FRAGMENTO PROPUESTO:
********************

MIGUEL ANGEL MEDINA
VICARIO
PASIÓN POR EL TEATRO
Marcelo Grande:
La ronda, de A. Schnitzler. Teatro Romea, 1986
Miguel Ángel Medina Vicario
(Foto: Ignacio García May) |
En
numerosas ocasiones, RESEÑA se ha hecho eco de la muerte de
figuras relevantes del teatro. En esta ocasión el protagonista
de la triste noticia es uno de sus colaboradores más veteranos,
Miguel Ángel Medina Vicario, de cuya mano entró en estas páginas
el autor. de estas líneas. Cuando ambos se conocieron, a
mediados de los años setenta, Medina era un autor en ciernes y
estudiaba en la Real Escuela Superior de Arte Dramático. Por
entonces se incorporó a la plantilla de la compañía Iberia -él,
al que le daba pánico volar- y en ella permaneció varios años
renegando de un trabajo burocrático que detestaba y soñando con
un futuro dedicado por entero al teatro.
AUTOR TEATRAL
Aquellos años le fueron fructíferos como autor. A una obra
primeriza titulada Dos farsas o cuentos trágicos para ser
representados (1970), fue añadiendo otras: La presa, La feria de
Valverde, La gran fiesta de la soledad perpetua, Ratas de
archivo, El café de Marfil o las últimas fiestas de Las Acabanzas, El camerino, El laberinto de los desencantos, Claves
de vacío, A imagen y semejanza, La plaza y Volverá a nevar si lo
deseas, amén de una de las mejores obras de teatro infantil
escritas en las últimas décadas: Quico, el niño que quiso ser
cómico, que tendría su continuación, años después, en
Quico,
soldadito sin plomo. Con ellas obtuvo premios como el de Teatro
Breve de Vallado- lid, La Parrilla, Ciudad de Palma, Soto de
Torres, Villa de Salobreña y Villa de Alcorcón. Casi todas fue-
ron publicadas y varias representadas. Buero Vallejo asistió, en
1975, al estreno, en un colegio mayor, de La presa, en la que
Miguel actuaba. Al concluir, a las palabras de elogio, añadió
algún consejo y le animó a seguir el camino emprendido. Miguel,
que entonces seguía, en su escritura, pautas realistas, tomó
buena nota de cuanto le dijo el maestro.
CRÍTICO DE RESEÑA Y TRIUNFO
En esos años se incorporó, como crítico, a esta revista, a la
que ha permanecido estrechamente unido hasta su muerte. También
ejerció esa labor en Triunfo, en la que sustituyó durante
algunos meses a José Monleón, y en Argumentos. De 1976 es su
importante ensayo El teatro español en el banquillo, en el que
recogía las cincuenta y dos entrevistas que realizó a
profesionales de la escena. El conjunto de declaraciones y el
análisis que hizo de las mismas, centrado, sobre todo, en la
psicología del artista teatral, proporcionaron una radiografía
del estado del teatro español en los años postreros del
franquismo, en la que se apreciaban, con absoluta nitidez, las
tendencias éticas y estéticas existentes.

********************

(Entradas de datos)
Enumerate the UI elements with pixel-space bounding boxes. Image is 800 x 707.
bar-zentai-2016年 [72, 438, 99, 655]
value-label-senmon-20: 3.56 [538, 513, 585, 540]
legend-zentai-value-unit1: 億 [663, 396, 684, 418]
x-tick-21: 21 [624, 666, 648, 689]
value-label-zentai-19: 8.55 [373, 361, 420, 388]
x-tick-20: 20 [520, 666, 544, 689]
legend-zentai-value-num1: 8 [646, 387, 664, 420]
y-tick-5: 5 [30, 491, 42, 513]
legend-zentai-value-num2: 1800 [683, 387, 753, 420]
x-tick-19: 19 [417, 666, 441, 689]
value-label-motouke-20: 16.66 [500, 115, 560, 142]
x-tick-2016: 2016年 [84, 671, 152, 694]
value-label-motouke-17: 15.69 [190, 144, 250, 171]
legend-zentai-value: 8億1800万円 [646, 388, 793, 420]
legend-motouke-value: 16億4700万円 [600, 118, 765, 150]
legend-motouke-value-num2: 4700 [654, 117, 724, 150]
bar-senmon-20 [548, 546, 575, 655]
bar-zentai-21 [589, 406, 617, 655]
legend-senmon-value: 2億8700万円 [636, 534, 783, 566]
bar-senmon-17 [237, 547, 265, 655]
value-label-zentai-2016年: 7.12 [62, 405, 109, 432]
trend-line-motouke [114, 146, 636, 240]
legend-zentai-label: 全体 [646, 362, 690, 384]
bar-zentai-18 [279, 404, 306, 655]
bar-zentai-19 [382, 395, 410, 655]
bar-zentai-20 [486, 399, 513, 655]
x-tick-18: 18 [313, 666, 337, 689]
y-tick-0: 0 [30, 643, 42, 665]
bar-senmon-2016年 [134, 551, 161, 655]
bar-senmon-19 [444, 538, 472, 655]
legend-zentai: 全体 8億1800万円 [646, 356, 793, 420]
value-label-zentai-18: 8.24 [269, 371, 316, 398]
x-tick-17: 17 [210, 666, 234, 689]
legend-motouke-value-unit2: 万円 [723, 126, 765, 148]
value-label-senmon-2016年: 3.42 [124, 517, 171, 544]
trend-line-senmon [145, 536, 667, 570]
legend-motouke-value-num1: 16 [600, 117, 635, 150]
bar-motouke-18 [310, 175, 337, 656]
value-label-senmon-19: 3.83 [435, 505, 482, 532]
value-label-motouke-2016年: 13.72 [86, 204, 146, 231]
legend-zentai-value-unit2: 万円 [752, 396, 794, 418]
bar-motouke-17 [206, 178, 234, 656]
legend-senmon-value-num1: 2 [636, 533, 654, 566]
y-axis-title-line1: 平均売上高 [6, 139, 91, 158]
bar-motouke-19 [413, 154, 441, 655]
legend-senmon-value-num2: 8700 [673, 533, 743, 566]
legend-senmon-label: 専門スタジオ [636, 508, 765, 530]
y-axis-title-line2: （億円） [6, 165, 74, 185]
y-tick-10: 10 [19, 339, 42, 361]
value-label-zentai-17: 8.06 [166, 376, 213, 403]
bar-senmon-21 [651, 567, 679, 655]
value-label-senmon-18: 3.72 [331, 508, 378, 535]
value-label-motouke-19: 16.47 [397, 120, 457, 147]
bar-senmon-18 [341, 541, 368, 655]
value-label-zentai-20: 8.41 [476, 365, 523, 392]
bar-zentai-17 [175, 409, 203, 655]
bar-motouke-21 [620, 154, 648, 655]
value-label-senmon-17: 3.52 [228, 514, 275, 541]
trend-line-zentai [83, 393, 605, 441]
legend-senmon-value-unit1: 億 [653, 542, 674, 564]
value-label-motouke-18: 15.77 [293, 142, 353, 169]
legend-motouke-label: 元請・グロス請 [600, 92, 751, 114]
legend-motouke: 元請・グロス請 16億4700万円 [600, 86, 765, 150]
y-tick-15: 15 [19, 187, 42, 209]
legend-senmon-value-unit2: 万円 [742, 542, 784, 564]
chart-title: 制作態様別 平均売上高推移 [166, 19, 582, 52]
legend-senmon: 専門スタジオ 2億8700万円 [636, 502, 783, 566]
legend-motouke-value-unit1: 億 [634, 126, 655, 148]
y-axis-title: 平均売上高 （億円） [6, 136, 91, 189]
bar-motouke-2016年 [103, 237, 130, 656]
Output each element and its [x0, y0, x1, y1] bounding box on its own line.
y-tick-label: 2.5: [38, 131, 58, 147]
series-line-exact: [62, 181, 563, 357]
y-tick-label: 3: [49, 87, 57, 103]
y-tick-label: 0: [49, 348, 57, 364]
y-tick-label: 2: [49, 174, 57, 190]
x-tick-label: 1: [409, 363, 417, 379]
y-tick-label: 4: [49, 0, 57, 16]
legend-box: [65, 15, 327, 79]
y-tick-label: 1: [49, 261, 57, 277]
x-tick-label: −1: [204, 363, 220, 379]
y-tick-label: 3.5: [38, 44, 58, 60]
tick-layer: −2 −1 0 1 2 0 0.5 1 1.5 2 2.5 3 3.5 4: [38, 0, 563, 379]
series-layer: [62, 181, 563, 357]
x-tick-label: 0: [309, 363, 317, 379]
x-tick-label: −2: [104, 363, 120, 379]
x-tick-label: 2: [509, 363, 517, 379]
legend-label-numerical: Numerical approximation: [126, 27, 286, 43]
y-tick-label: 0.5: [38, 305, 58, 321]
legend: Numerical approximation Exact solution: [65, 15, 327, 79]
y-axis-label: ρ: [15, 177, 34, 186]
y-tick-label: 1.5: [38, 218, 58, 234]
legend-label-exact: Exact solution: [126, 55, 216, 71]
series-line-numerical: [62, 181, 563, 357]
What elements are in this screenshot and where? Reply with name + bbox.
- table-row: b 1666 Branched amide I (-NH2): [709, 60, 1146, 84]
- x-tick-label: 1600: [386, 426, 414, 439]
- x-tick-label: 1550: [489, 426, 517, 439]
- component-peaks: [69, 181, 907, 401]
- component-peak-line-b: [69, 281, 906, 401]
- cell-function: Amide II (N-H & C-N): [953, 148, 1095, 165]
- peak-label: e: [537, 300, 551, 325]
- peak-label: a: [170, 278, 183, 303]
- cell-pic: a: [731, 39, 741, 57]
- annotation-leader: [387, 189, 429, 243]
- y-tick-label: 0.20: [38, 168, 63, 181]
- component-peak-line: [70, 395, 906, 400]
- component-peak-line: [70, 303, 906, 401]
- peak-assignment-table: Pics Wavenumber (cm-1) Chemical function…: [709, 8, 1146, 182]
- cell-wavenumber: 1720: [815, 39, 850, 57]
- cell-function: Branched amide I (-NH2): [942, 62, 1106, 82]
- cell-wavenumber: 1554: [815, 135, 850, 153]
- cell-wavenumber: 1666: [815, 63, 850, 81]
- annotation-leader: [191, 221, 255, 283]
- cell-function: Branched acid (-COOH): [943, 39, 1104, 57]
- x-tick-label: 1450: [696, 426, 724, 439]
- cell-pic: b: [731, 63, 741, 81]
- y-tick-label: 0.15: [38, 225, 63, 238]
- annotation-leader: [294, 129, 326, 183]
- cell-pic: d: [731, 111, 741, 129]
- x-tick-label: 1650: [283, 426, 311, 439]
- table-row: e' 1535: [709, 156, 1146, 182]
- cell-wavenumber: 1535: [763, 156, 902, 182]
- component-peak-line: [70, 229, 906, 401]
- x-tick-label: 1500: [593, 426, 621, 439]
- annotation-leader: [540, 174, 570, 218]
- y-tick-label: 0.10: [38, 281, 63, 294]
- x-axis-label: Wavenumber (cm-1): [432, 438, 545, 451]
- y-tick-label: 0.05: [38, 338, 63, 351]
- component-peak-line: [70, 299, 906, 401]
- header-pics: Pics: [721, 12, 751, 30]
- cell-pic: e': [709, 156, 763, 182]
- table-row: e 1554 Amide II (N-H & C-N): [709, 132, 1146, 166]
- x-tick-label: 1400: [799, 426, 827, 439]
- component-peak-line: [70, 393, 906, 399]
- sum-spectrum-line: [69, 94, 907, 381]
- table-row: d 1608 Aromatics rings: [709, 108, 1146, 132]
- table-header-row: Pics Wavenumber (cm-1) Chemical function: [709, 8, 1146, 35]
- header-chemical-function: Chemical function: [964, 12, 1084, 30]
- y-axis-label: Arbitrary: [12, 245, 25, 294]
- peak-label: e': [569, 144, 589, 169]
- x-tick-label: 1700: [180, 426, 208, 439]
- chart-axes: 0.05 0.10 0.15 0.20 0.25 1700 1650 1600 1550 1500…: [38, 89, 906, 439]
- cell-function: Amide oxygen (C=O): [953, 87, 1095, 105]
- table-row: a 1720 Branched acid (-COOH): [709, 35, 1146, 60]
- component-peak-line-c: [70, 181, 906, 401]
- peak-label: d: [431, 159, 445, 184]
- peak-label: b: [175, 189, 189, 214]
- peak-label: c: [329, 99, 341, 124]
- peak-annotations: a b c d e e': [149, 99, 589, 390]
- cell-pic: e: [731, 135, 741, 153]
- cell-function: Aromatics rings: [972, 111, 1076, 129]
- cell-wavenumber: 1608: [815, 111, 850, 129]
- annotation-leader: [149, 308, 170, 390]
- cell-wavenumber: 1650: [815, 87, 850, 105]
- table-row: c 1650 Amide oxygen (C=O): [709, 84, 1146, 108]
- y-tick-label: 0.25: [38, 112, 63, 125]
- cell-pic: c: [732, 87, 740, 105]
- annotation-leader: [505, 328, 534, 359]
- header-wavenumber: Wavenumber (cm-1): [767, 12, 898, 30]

********************

PROBLEMA PLANTEADO:
Reescribe el tramo de la semblanza que va desde "CRÍTICO DE RESEÑA" hasta "y estéticas existentes.", ambos incluidos, y cambia "radiografía" por "imagen". Los ítems son un material independiente de la semblanza.

RESULTADO FINAL:
CRÍTICO DE RESEÑA Y TRIUNFO
En esos años se incorporó, como crítico, a esta revista, a la
que ha permanecido estrechamente unido hasta su muerte. También
ejerció esa labor en Triunfo, en la que sustituyó durante
algunos meses a José Monleón, y en Argumentos. De 1976 es su
importante ensayo El teatro español en el banquillo, en el que
recogía las cincuenta y dos entrevistas que realizó a
profesionales de la escena. El conjunto de declaraciones y el
análisis que hizo de las mismas, centrado, sobre todo, en la
psicología del artista teatral, proporcionaron una imagen
del estado del teatro español en los años postreros del
franquismo, en la que se apreciaban, con absoluta nitidez, las
tendencias éticas y estéticas existentes.